§ **WRITTEN REQUEST**
Extract all lines that hold the string "固定资产出租收入".

### DATA SUPPLIED

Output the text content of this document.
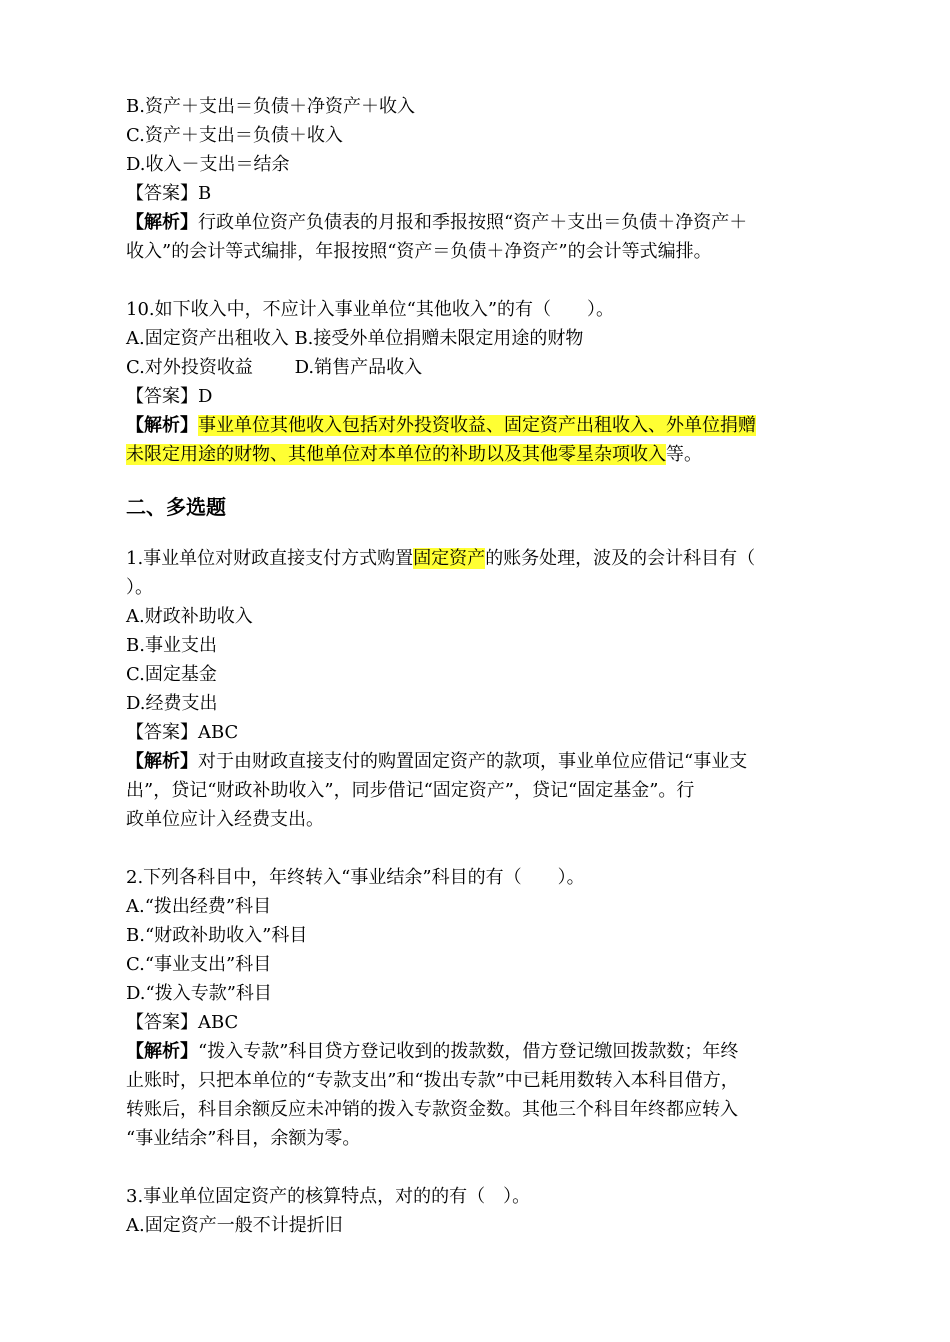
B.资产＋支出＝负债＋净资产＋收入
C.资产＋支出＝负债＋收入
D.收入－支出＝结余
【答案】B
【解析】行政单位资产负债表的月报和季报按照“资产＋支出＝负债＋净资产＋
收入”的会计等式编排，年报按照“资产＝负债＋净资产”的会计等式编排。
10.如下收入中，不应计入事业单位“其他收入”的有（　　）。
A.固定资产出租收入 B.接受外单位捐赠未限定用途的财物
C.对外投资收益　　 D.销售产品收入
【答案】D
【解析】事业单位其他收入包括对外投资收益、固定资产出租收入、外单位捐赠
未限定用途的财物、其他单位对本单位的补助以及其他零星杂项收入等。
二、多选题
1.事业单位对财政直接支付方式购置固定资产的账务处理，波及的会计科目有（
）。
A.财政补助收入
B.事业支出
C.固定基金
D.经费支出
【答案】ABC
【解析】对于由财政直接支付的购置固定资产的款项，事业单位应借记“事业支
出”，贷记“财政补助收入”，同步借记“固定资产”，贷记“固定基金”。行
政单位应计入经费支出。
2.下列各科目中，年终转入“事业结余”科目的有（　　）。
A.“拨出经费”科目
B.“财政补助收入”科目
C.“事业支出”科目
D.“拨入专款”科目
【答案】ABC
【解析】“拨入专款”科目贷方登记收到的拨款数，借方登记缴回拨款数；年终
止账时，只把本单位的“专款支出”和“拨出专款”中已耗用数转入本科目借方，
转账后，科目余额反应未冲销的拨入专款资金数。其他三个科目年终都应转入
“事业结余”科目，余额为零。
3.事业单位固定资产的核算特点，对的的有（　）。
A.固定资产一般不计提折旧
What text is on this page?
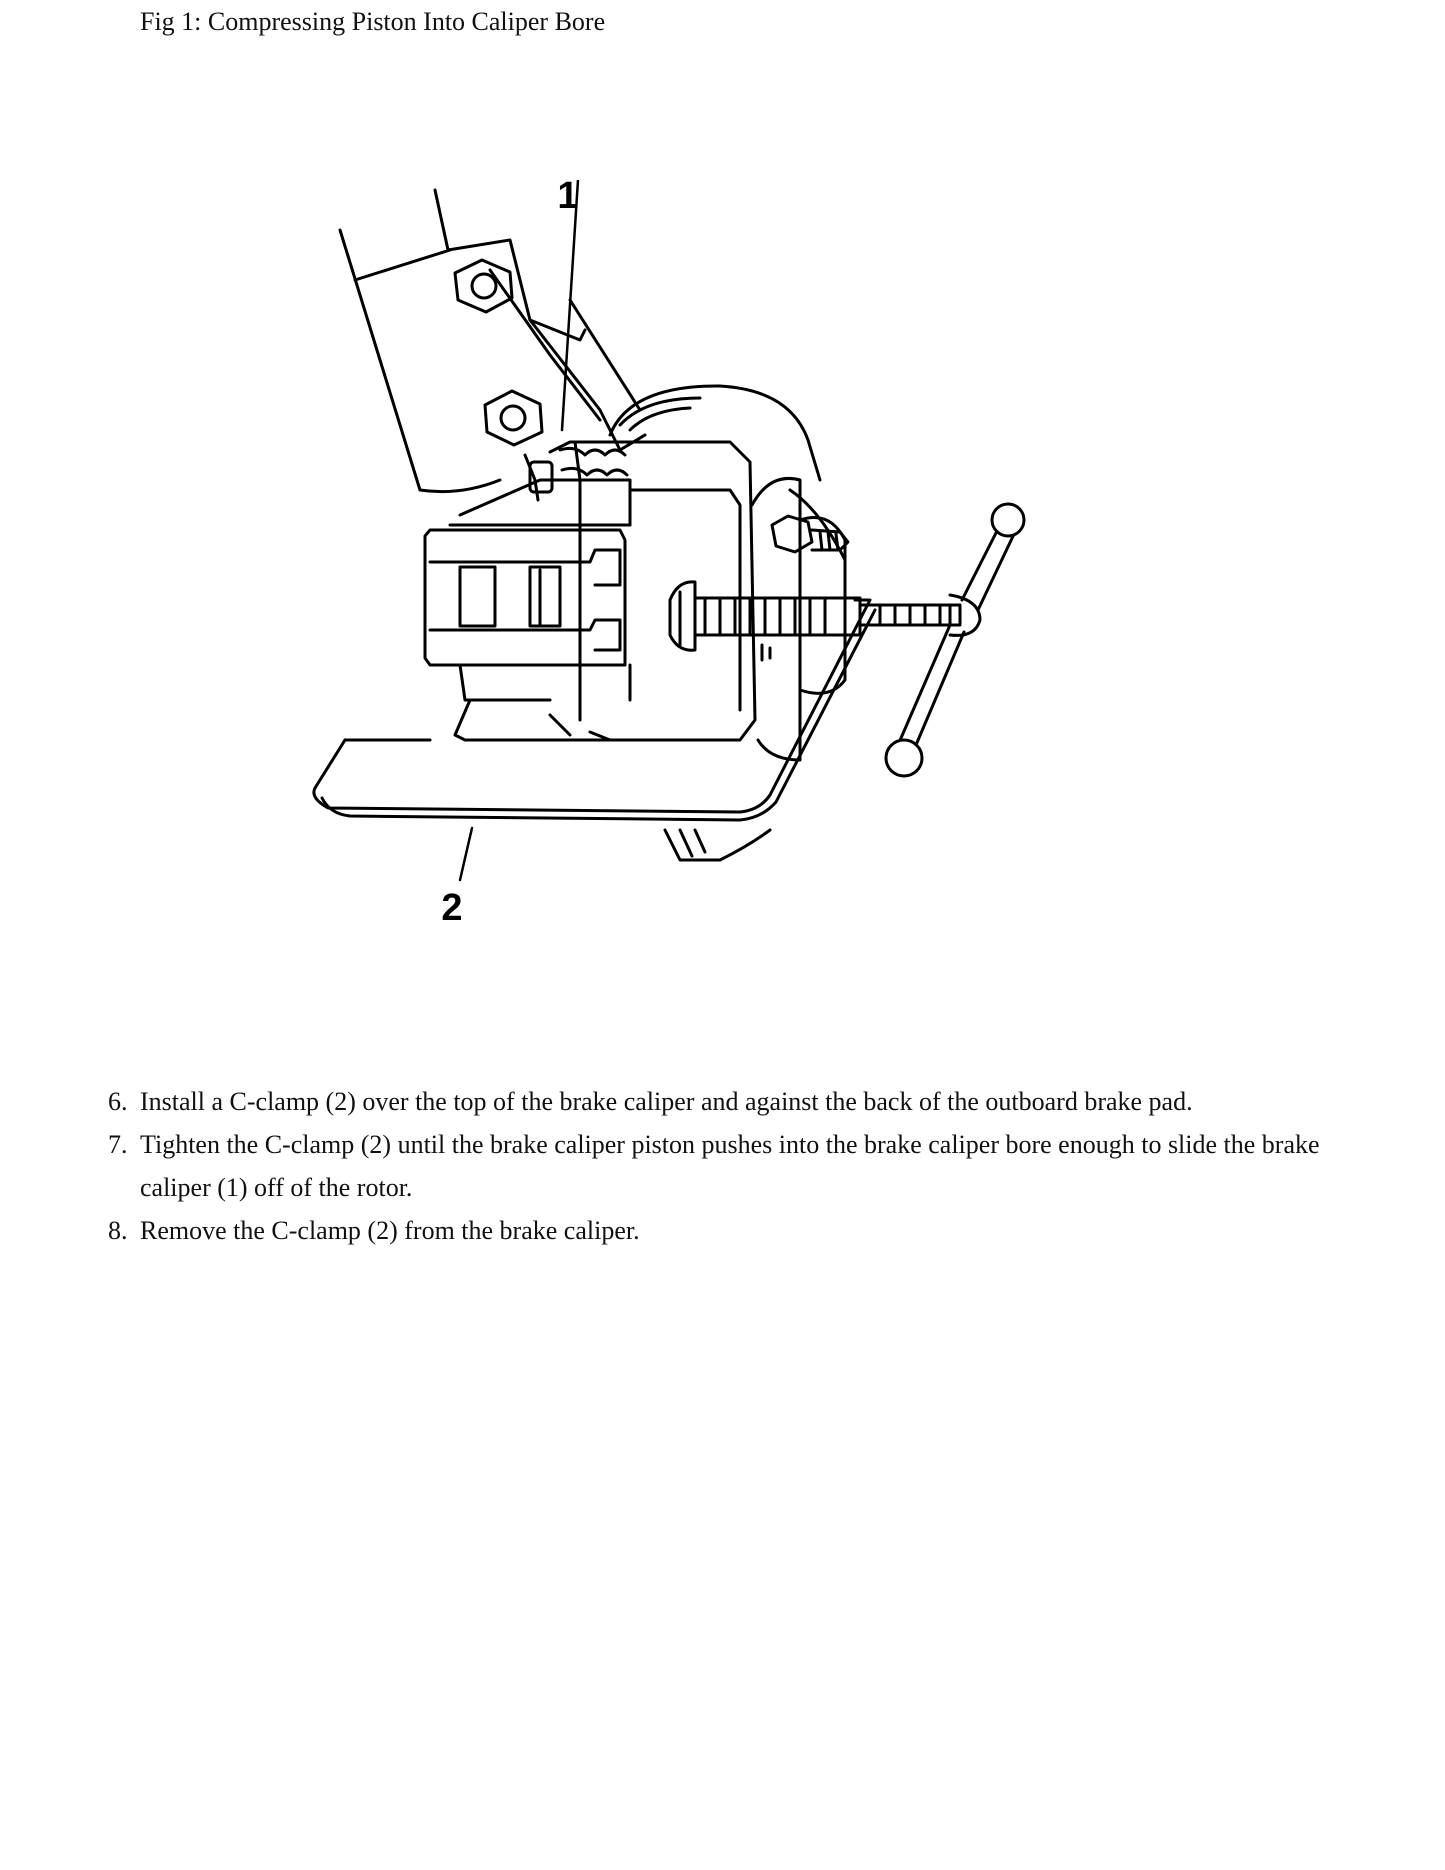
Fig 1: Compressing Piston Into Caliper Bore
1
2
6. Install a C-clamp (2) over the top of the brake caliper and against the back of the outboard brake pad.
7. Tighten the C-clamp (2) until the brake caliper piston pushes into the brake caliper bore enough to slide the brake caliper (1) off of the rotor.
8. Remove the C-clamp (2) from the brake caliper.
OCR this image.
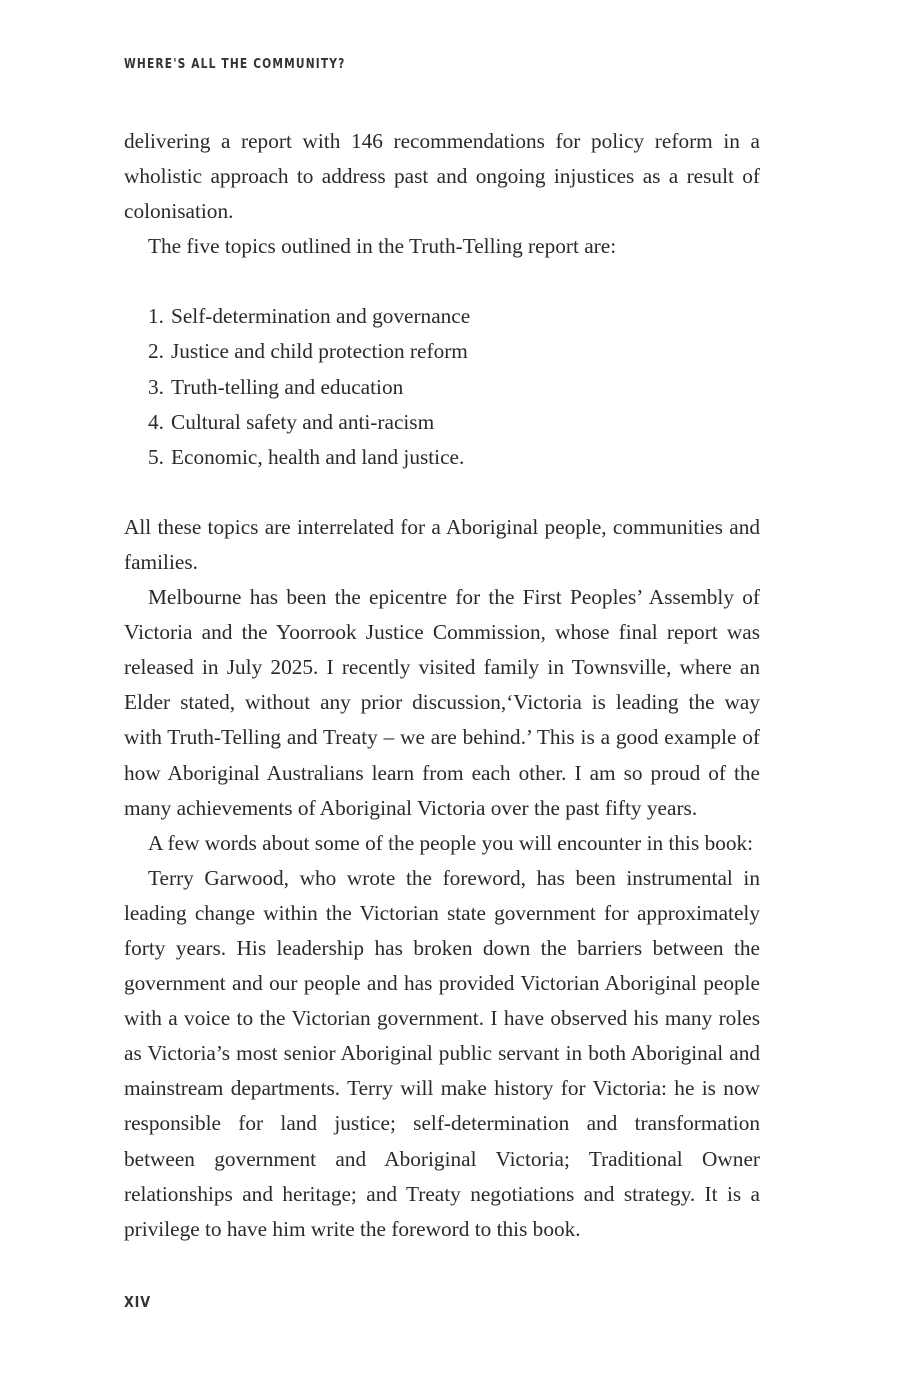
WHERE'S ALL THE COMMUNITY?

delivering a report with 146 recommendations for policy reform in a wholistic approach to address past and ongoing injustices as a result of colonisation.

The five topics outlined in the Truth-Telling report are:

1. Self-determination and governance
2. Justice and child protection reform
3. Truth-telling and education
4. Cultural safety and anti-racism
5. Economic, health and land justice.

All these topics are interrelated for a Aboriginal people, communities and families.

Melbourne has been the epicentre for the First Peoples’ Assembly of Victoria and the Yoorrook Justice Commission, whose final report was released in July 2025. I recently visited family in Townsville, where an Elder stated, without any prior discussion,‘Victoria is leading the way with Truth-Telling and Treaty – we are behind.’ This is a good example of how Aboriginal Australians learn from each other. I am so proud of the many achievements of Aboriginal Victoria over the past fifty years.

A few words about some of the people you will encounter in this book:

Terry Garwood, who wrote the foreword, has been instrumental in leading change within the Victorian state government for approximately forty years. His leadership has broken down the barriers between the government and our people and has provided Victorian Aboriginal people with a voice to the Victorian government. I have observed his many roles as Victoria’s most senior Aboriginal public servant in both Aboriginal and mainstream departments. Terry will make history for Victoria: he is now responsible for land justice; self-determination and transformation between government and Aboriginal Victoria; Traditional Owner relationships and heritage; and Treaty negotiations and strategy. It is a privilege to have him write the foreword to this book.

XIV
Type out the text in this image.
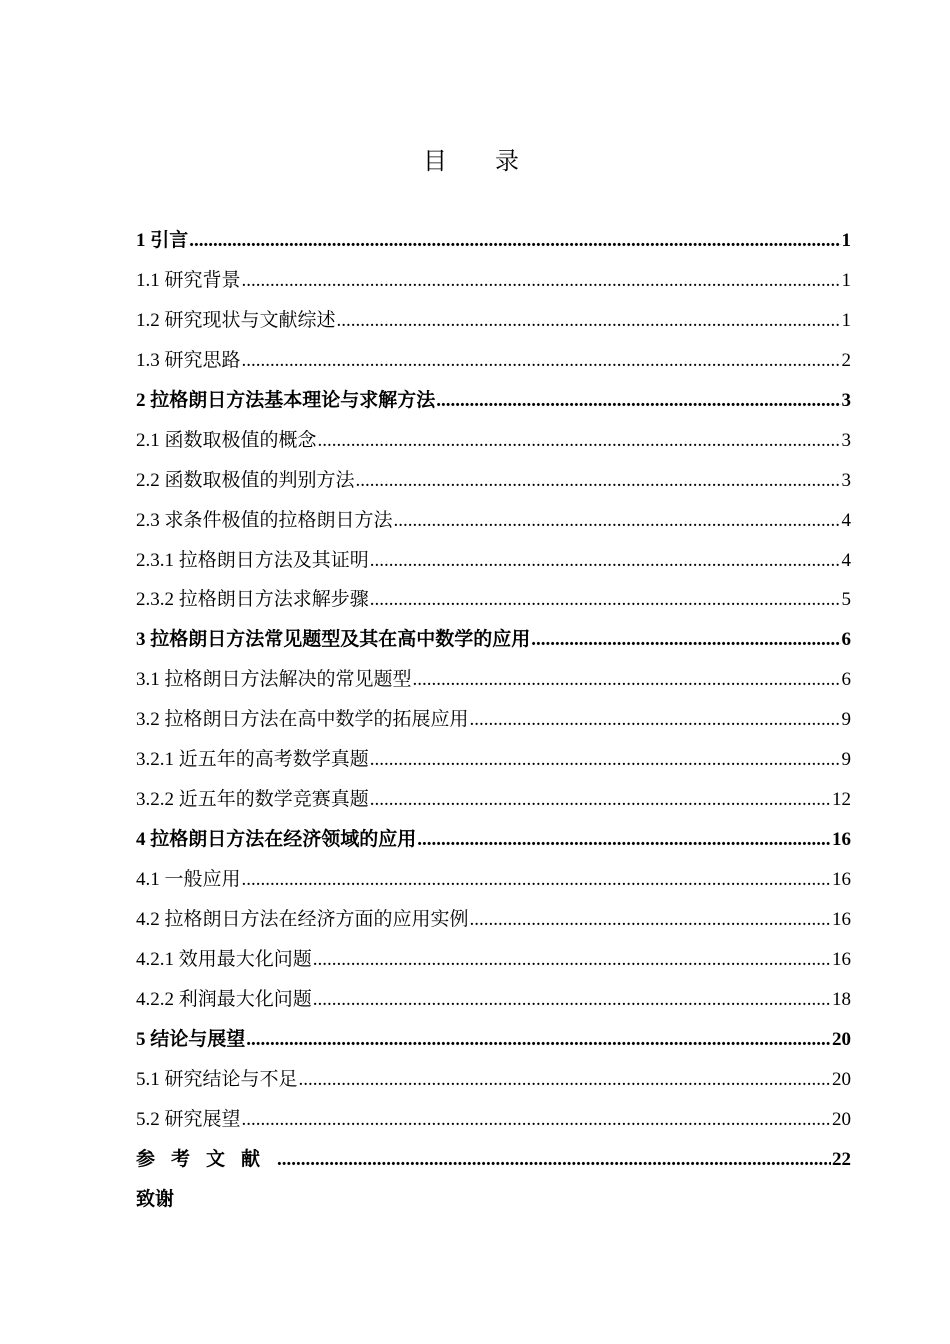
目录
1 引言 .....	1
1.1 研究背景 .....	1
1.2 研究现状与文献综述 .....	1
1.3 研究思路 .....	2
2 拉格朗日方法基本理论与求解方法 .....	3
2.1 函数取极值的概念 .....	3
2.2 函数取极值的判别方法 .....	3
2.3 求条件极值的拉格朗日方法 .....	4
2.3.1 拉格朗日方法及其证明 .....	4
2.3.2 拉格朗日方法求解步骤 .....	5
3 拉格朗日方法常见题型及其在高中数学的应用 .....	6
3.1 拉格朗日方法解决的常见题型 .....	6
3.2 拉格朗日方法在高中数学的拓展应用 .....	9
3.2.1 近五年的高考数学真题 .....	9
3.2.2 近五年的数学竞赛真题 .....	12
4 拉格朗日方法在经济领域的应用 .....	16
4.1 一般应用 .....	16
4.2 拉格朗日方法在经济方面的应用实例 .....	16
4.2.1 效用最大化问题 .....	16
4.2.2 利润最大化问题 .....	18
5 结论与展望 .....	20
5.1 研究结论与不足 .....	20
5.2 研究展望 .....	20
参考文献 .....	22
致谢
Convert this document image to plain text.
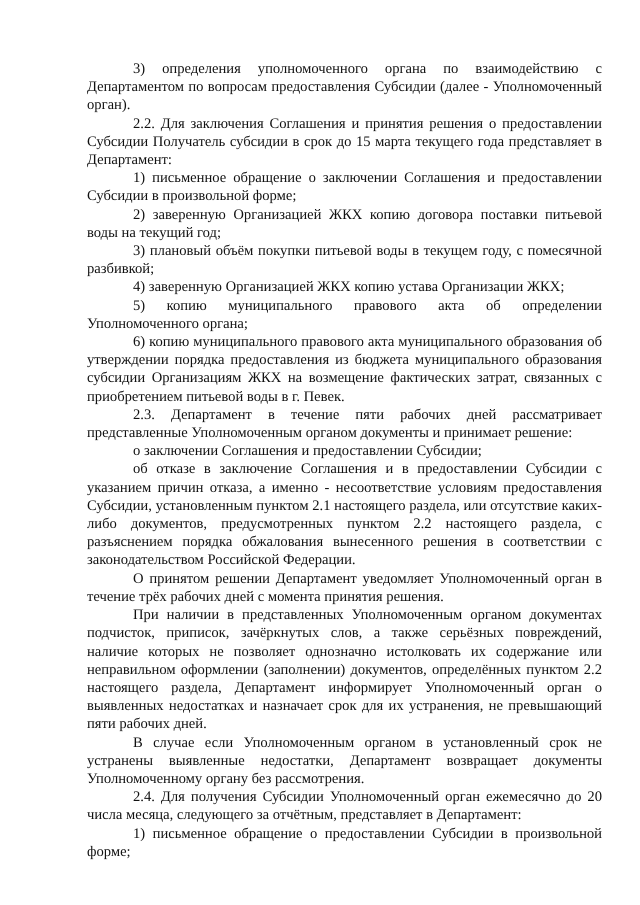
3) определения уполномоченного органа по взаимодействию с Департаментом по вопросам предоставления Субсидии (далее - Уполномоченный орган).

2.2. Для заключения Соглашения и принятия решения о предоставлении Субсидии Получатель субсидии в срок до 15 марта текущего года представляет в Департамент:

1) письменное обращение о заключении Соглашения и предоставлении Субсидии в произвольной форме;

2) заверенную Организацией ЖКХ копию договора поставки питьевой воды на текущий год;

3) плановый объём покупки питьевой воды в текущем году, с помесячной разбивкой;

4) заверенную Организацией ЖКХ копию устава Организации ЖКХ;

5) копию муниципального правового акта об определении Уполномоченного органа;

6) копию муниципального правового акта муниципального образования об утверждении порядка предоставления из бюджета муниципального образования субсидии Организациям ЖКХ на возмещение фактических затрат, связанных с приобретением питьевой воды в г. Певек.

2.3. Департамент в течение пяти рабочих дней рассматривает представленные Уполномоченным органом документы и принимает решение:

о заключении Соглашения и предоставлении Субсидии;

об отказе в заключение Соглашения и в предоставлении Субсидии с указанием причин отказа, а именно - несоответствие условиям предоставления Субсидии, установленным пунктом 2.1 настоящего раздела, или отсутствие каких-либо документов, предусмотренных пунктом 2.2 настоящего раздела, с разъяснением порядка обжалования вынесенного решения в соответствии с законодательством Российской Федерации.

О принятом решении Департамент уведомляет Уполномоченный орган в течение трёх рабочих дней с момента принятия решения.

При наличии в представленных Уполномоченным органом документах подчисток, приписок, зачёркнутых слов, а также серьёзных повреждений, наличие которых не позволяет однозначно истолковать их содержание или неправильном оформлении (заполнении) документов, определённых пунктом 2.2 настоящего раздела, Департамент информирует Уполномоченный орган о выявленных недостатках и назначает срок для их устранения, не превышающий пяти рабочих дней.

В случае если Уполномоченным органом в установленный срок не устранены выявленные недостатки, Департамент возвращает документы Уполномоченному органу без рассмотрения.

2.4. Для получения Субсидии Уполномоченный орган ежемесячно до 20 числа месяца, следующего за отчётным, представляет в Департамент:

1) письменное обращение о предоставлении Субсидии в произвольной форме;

######

§ **ANSWER TO THIS PROBLEM**
A.固定资产出租收入 B.接受外单位捐赠未限定用途的财物
【解析】事业单位其他收入包括对外投资收益、固定资产出租收入、外单位捐赠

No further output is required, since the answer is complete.